§ Short exercise: Every line that includes the word "जनपद" is to be listed.

§ Data records:
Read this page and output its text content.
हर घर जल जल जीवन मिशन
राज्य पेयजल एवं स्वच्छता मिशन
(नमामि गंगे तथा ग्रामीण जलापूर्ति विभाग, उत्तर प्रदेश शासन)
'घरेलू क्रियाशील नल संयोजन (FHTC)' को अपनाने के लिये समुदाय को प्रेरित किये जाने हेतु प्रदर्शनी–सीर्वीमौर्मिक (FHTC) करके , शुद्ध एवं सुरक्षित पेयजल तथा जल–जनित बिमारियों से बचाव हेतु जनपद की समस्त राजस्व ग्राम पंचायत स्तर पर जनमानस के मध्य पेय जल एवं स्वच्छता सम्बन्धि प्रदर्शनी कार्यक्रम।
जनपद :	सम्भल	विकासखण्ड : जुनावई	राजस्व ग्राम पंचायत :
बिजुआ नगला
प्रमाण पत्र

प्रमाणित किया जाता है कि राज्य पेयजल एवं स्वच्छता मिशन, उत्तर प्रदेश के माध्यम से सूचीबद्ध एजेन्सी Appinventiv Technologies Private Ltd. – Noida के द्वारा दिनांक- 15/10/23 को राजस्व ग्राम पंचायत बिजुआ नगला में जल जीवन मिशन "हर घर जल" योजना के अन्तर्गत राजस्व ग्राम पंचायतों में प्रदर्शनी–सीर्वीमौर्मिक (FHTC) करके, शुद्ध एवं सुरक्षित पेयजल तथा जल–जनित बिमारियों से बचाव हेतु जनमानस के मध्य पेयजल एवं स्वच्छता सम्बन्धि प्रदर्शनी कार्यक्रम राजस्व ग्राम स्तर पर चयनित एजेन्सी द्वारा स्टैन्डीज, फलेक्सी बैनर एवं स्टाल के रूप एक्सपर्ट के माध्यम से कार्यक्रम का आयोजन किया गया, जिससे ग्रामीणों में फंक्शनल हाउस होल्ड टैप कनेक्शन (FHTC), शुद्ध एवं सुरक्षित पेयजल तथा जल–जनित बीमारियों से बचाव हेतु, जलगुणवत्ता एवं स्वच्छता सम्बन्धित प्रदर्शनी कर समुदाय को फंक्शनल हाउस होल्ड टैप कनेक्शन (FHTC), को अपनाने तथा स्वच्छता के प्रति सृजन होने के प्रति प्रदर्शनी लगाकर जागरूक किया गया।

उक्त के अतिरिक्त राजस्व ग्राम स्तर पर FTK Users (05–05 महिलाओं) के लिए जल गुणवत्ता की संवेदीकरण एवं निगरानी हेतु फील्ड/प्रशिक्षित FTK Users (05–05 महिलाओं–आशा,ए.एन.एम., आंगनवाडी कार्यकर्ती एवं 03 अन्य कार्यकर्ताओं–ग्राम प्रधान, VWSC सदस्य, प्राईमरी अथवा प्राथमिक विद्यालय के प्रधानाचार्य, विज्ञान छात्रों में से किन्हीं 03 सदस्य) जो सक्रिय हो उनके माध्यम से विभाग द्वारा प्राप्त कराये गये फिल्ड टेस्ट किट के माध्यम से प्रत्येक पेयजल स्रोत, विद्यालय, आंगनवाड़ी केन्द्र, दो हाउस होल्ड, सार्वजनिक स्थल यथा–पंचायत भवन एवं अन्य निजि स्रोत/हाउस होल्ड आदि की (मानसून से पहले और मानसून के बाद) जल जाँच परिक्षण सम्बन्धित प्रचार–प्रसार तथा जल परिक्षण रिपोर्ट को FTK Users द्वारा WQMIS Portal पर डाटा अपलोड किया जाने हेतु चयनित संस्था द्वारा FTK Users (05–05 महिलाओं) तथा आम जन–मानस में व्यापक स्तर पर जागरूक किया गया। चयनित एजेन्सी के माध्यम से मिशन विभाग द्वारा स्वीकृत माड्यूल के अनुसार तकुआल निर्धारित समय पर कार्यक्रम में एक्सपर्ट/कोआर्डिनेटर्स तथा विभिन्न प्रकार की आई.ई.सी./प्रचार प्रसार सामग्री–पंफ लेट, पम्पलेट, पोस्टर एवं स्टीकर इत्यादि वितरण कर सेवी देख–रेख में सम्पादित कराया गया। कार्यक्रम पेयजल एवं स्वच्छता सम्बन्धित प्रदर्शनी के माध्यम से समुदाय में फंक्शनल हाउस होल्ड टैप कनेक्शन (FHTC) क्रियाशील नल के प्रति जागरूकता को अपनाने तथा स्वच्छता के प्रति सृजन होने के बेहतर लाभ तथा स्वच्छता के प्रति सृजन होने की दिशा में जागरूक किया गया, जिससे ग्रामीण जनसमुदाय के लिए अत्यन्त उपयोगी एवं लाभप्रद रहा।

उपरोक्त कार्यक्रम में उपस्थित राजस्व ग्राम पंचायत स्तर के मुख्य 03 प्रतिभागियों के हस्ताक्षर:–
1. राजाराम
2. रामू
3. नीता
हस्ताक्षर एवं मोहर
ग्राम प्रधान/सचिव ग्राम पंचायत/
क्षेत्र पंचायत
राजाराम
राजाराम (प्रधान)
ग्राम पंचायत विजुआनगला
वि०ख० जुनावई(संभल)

§ Exercise result:
'घरेलू क्रियाशील नल संयोजन (FHTC)' को अपनाने के लिये समुदाय को प्रेरित किये जाने हेतु प्रदर्शनी–सीर्वीमौर्मिक (FHTC) करके , शुद्ध एवं सुरक्षित पेयजल तथा जल–जनित बिमारियों से बचाव हेतु जनपद की समस्त राजस्व ग्राम पंचायत स्तर पर जनमानस के मध्य पेय जल एवं स्वच्छता सम्बन्धि प्रदर्शनी कार्यक्रम।
जनपद :	सम्भल	विकासखण्ड : जुनावई	राजस्व ग्राम पंचायत :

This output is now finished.